TO DO:
Find every line in the records below that contains the word "código", and copy each such line.

TASK INPUT:
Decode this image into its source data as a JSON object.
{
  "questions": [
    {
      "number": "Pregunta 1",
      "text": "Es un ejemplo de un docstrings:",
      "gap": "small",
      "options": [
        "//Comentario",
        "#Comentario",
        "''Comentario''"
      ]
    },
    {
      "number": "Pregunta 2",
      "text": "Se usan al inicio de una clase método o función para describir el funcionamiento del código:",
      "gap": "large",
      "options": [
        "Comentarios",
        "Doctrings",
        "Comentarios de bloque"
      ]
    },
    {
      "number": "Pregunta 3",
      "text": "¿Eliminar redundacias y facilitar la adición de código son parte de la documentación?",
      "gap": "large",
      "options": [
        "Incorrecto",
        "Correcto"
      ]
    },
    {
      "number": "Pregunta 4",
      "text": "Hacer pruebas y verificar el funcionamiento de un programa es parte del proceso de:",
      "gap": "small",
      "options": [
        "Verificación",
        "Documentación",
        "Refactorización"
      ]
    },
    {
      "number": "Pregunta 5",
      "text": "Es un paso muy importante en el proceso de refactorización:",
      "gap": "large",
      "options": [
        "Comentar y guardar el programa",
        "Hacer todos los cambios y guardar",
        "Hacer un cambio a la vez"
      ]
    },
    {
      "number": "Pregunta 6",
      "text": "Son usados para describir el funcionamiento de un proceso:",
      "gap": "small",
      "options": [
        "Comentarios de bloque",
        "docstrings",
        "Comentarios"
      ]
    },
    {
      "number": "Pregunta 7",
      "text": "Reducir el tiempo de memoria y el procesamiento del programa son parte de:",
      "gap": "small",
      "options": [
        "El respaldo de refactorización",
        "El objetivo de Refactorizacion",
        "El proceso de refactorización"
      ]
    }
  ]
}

TASK ANSWER:
      "text": "Se usan al inicio de una clase método o función para describir el funcionamiento del código:",
      "text": "¿Eliminar redundacias y facilitar la adición de código son parte de la documentación?",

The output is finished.